» **TO DO**: Copy each line holding the string "Classification".

» **DATA ENTRIES**:
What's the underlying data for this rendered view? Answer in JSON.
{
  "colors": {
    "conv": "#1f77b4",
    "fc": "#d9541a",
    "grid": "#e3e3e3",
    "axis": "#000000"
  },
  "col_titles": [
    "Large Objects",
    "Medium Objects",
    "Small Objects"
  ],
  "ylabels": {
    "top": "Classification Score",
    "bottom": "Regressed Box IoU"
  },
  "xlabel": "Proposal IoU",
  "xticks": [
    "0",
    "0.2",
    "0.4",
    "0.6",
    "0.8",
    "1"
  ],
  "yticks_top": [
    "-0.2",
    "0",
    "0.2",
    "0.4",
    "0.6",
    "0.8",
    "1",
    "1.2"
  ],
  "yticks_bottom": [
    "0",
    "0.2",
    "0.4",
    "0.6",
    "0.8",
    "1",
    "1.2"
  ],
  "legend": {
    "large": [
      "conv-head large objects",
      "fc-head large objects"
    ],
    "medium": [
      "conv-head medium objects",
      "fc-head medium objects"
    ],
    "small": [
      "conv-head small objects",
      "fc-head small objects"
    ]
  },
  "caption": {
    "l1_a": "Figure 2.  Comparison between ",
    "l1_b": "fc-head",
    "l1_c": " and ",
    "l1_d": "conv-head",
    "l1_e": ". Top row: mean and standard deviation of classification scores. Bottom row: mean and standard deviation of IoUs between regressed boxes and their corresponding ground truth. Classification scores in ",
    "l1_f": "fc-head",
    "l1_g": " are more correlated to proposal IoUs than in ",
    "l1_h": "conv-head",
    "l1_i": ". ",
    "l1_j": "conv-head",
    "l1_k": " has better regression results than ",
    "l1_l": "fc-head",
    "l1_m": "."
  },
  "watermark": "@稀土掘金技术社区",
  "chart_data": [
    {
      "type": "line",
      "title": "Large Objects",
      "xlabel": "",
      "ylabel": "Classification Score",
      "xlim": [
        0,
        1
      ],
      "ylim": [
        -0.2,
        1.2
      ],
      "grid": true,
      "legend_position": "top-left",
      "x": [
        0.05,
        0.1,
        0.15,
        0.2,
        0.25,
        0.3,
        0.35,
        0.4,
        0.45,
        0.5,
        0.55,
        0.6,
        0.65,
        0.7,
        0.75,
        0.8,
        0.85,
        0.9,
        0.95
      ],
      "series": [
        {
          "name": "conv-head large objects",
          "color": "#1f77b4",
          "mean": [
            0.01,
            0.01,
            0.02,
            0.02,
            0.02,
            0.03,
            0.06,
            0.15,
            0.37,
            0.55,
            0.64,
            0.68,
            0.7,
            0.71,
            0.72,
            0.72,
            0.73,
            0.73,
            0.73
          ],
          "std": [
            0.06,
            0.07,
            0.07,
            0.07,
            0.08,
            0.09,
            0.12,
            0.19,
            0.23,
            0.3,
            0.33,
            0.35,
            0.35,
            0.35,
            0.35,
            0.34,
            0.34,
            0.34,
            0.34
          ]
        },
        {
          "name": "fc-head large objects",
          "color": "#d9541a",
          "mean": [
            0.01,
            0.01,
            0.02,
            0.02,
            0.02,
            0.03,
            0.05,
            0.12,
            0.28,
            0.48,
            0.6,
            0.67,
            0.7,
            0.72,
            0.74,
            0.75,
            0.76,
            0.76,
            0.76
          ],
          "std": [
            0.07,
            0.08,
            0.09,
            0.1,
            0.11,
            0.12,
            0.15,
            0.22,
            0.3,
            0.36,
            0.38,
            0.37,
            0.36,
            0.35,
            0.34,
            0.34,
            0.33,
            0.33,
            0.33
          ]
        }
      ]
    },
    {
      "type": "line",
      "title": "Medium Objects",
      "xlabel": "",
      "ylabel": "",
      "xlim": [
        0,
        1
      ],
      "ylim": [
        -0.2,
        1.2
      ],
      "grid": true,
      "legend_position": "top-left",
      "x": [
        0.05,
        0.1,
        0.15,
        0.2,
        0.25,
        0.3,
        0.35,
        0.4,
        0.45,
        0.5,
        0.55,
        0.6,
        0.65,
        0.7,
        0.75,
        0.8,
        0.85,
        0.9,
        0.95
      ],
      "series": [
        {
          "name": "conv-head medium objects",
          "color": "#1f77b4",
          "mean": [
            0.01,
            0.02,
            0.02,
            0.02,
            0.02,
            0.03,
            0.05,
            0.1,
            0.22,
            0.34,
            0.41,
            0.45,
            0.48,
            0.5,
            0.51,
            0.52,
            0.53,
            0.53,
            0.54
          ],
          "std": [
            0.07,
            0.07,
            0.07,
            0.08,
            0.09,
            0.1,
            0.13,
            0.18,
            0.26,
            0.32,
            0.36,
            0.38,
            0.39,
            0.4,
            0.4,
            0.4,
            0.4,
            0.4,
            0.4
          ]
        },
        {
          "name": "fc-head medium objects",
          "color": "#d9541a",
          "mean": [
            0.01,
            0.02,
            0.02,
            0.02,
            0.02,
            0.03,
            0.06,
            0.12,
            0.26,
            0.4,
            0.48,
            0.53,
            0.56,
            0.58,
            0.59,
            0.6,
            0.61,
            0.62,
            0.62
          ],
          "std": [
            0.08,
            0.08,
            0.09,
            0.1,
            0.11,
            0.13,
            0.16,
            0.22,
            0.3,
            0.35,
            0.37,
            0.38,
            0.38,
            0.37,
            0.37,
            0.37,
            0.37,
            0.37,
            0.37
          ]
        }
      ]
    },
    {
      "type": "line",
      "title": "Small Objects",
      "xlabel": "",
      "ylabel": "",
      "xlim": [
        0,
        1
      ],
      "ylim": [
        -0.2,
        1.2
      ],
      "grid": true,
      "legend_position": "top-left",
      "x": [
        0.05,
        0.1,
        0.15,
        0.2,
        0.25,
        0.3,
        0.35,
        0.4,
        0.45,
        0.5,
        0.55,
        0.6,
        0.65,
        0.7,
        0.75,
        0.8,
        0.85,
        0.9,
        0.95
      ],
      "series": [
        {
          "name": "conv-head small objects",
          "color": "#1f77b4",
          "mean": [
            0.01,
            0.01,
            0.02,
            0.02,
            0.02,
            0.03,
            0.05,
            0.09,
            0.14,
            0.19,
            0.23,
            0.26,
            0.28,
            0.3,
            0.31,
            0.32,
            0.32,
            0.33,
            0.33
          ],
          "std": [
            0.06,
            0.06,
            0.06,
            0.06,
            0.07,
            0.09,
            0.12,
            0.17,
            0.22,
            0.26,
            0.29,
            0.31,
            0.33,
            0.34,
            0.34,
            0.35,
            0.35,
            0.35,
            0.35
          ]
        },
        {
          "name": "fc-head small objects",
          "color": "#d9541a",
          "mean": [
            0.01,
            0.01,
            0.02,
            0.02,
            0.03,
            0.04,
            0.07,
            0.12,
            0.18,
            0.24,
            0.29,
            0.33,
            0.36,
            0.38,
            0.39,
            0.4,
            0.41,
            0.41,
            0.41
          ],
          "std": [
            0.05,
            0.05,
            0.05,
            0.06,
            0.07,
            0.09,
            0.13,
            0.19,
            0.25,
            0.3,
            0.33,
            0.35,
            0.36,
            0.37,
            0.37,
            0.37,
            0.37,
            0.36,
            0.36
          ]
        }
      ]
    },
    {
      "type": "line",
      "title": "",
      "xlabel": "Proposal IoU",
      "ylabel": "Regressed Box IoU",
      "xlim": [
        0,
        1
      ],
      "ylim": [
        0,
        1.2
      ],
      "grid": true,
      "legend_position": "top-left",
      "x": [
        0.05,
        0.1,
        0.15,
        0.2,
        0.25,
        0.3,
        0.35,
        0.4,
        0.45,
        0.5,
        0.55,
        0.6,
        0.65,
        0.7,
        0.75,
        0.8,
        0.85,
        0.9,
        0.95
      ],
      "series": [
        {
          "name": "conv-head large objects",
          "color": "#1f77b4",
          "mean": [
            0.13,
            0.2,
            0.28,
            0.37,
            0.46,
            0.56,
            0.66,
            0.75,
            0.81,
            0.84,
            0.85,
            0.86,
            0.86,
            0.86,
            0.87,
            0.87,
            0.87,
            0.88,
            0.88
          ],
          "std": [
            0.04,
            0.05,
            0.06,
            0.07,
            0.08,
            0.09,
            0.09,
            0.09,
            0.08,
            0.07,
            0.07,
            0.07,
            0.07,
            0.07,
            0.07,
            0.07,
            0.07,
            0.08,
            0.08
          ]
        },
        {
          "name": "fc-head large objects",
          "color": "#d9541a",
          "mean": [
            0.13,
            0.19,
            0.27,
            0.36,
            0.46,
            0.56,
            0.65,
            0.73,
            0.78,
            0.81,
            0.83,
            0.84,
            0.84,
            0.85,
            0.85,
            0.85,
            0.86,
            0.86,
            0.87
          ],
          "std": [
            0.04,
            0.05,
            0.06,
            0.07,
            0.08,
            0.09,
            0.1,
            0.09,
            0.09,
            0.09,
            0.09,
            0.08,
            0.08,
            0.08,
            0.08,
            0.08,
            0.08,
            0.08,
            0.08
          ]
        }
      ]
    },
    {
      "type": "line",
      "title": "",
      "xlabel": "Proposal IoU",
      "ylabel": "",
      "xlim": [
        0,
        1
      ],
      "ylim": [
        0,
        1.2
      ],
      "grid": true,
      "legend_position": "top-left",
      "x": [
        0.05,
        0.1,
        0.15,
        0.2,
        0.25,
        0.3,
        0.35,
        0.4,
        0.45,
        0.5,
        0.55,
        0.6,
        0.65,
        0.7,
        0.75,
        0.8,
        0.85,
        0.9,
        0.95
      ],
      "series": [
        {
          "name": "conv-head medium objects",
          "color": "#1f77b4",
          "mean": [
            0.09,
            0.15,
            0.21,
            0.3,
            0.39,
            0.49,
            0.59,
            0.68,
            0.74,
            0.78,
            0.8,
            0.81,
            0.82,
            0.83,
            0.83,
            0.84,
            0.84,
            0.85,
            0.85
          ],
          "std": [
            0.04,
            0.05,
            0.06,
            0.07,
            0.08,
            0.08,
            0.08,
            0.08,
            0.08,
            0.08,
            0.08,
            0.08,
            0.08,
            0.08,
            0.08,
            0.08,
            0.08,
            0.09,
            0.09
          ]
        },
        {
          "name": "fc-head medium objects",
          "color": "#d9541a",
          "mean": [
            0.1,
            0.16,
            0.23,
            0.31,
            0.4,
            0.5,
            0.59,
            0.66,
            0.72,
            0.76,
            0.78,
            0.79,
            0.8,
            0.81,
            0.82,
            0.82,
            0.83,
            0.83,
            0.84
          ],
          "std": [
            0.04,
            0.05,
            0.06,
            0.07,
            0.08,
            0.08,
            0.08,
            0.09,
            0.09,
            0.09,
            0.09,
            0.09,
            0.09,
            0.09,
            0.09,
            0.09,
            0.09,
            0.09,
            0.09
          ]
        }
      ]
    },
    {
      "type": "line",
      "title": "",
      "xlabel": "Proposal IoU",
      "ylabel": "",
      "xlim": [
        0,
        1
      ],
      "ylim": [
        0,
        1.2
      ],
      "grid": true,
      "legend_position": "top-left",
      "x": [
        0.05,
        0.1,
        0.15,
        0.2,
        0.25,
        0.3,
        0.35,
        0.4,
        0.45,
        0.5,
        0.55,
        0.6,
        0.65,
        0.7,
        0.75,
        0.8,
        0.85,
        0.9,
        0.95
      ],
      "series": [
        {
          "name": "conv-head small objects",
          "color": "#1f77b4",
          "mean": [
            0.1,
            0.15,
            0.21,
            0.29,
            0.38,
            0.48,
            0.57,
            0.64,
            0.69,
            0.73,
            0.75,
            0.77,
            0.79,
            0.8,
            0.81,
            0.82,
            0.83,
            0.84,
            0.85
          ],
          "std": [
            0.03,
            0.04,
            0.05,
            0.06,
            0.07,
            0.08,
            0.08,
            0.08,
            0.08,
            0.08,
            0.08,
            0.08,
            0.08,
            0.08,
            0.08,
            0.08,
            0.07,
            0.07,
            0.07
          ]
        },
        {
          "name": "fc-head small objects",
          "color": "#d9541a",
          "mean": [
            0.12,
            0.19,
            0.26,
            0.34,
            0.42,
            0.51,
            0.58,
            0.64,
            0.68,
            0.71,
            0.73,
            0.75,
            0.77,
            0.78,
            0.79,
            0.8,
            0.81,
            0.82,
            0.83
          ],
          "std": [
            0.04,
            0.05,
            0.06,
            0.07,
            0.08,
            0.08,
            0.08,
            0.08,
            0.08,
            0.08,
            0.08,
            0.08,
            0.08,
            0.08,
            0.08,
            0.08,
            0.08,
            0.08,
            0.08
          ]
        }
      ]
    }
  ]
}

» **FULL SOLUTION**:
    "top": "Classification Score",
    "l1_e": ". Top row: mean and standard deviation of classification scores. Bottom row: mean and standard deviation of IoUs between regressed boxes and their corresponding ground truth. Classification scores in ",
      "ylabel": "Classification Score",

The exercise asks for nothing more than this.